## EXERCISE OBJECTIVE
Reproduce the data that follows in its entirety, character for character.

## SUPPLIED MATERIAL
■ ■ ■ ■ ■ ■ ■
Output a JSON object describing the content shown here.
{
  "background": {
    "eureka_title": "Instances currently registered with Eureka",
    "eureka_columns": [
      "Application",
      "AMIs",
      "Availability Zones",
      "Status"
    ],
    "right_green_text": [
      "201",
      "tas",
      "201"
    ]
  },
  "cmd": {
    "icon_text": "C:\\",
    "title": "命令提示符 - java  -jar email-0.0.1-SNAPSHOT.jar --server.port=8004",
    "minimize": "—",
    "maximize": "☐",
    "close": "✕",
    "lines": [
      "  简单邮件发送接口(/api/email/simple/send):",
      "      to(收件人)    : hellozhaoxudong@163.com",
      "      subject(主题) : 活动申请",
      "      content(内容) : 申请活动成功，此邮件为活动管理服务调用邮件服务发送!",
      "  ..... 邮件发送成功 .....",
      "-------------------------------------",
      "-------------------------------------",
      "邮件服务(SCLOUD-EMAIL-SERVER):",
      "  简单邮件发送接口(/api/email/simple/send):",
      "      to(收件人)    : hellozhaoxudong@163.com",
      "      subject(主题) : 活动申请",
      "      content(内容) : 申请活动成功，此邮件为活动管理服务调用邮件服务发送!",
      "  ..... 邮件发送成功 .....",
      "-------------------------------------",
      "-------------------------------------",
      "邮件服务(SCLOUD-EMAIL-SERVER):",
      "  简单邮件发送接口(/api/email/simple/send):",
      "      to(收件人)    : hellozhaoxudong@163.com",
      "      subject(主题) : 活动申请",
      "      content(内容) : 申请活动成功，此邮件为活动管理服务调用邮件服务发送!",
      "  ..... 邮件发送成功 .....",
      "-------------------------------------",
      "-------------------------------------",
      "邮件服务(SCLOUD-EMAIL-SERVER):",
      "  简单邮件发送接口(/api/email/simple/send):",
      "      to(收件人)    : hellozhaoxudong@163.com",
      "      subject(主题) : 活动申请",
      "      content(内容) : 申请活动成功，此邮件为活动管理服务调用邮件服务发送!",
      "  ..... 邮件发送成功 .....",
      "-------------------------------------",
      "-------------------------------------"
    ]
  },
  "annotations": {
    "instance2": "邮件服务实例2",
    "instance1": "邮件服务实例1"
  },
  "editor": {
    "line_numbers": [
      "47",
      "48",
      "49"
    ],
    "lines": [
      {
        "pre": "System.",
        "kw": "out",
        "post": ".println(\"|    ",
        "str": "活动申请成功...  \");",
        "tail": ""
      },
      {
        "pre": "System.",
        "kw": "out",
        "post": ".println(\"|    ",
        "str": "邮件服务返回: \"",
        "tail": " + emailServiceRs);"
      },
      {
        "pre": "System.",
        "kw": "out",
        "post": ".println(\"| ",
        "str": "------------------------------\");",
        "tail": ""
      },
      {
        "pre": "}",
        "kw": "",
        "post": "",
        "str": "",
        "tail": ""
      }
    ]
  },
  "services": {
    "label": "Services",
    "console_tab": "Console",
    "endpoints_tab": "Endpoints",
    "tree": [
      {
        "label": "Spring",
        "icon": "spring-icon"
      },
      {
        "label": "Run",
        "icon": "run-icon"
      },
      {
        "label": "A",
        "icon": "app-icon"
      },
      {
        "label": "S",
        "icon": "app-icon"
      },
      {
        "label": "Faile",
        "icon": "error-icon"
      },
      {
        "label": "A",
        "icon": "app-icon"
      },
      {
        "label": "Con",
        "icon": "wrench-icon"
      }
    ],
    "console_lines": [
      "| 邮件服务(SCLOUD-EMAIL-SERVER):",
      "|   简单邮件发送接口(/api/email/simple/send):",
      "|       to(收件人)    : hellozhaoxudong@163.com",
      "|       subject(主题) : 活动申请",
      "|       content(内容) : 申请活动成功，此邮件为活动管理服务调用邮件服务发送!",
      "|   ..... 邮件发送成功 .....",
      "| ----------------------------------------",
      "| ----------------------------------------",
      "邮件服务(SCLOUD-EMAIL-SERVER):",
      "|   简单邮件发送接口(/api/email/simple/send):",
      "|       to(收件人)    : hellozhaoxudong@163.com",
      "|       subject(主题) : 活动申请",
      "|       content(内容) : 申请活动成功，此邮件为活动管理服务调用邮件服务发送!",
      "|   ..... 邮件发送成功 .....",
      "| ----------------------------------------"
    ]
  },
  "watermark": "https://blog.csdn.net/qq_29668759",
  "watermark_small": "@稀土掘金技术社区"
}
■ ■ ■ ■ ■ ■ ■
## SOLUTION FOR THIS EXERCISE
Output a JSON object describing the content shown here.
{
  "background": {
    "eureka_title": "Instances currently registered with Eureka",
    "eureka_columns": [
      "Application",
      "AMIs",
      "Availability Zones",
      "Status"
    ],
    "right_green_text": [
      "201",
      "tas",
      "201"
    ]
  },
  "cmd": {
    "icon_text": "C:\\",
    "title": "命令提示符 - java  -jar email-0.0.1-SNAPSHOT.jar --server.port=8004",
    "minimize": "—",
    "maximize": "☐",
    "close": "✕",
    "lines": [
      "  简单邮件发送接口(/api/email/simple/send):",
      "      to(收件人)    : hellozhaoxudong@163.com",
      "      subject(主题) : 活动申请",
      "      content(内容) : 申请活动成功，此邮件为活动管理服务调用邮件服务发送!",
      "  ..... 邮件发送成功 .....",
      "-------------------------------------",
      "-------------------------------------",
      "邮件服务(SCLOUD-EMAIL-SERVER):",
      "  简单邮件发送接口(/api/email/simple/send):",
      "      to(收件人)    : hellozhaoxudong@163.com",
      "      subject(主题) : 活动申请",
      "      content(内容) : 申请活动成功，此邮件为活动管理服务调用邮件服务发送!",
      "  ..... 邮件发送成功 .....",
      "-------------------------------------",
      "-------------------------------------",
      "邮件服务(SCLOUD-EMAIL-SERVER):",
      "  简单邮件发送接口(/api/email/simple/send):",
      "      to(收件人)    : hellozhaoxudong@163.com",
      "      subject(主题) : 活动申请",
      "      content(内容) : 申请活动成功，此邮件为活动管理服务调用邮件服务发送!",
      "  ..... 邮件发送成功 .....",
      "-------------------------------------",
      "-------------------------------------",
      "邮件服务(SCLOUD-EMAIL-SERVER):",
      "  简单邮件发送接口(/api/email/simple/send):",
      "      to(收件人)    : hellozhaoxudong@163.com",
      "      subject(主题) : 活动申请",
      "      content(内容) : 申请活动成功，此邮件为活动管理服务调用邮件服务发送!",
      "  ..... 邮件发送成功 .....",
      "-------------------------------------",
      "-------------------------------------"
    ]
  },
  "annotations": {
    "instance2": "邮件服务实例2",
    "instance1": "邮件服务实例1"
  },
  "editor": {
    "line_numbers": [
      "47",
      "48",
      "49"
    ],
    "lines": [
      {
        "pre": "System.",
        "kw": "out",
        "post": ".println(\"|    ",
        "str": "活动申请成功...  \");",
        "tail": ""
      },
      {
        "pre": "System.",
        "kw": "out",
        "post": ".println(\"|    ",
        "str": "邮件服务返回: \"",
        "tail": " + emailServiceRs);"
      },
      {
        "pre": "System.",
        "kw": "out",
        "post": ".println(\"| ",
        "str": "------------------------------\");",
        "tail": ""
      },
      {
        "pre": "}",
        "kw": "",
        "post": "",
        "str": "",
        "tail": ""
      }
    ]
  },
  "services": {
    "label": "Services",
    "console_tab": "Console",
    "endpoints_tab": "Endpoints",
    "tree": [
      {
        "label": "Spring",
        "icon": "spring-icon"
      },
      {
        "label": "Run",
        "icon": "run-icon"
      },
      {
        "label": "A",
        "icon": "app-icon"
      },
      {
        "label": "S",
        "icon": "app-icon"
      },
      {
        "label": "Faile",
        "icon": "error-icon"
      },
      {
        "label": "A",
        "icon": "app-icon"
      },
      {
        "label": "Con",
        "icon": "wrench-icon"
      }
    ],
    "console_lines": [
      "| 邮件服务(SCLOUD-EMAIL-SERVER):",
      "|   简单邮件发送接口(/api/email/simple/send):",
      "|       to(收件人)    : hellozhaoxudong@163.com",
      "|       subject(主题) : 活动申请",
      "|       content(内容) : 申请活动成功，此邮件为活动管理服务调用邮件服务发送!",
      "|   ..... 邮件发送成功 .....",
      "| ----------------------------------------",
      "| ----------------------------------------",
      "邮件服务(SCLOUD-EMAIL-SERVER):",
      "|   简单邮件发送接口(/api/email/simple/send):",
      "|       to(收件人)    : hellozhaoxudong@163.com",
      "|       subject(主题) : 活动申请",
      "|       content(内容) : 申请活动成功，此邮件为活动管理服务调用邮件服务发送!",
      "|   ..... 邮件发送成功 .....",
      "| ----------------------------------------"
    ]
  },
  "watermark": "https://blog.csdn.net/qq_29668759",
  "watermark_small": "@稀土掘金技术社区"
}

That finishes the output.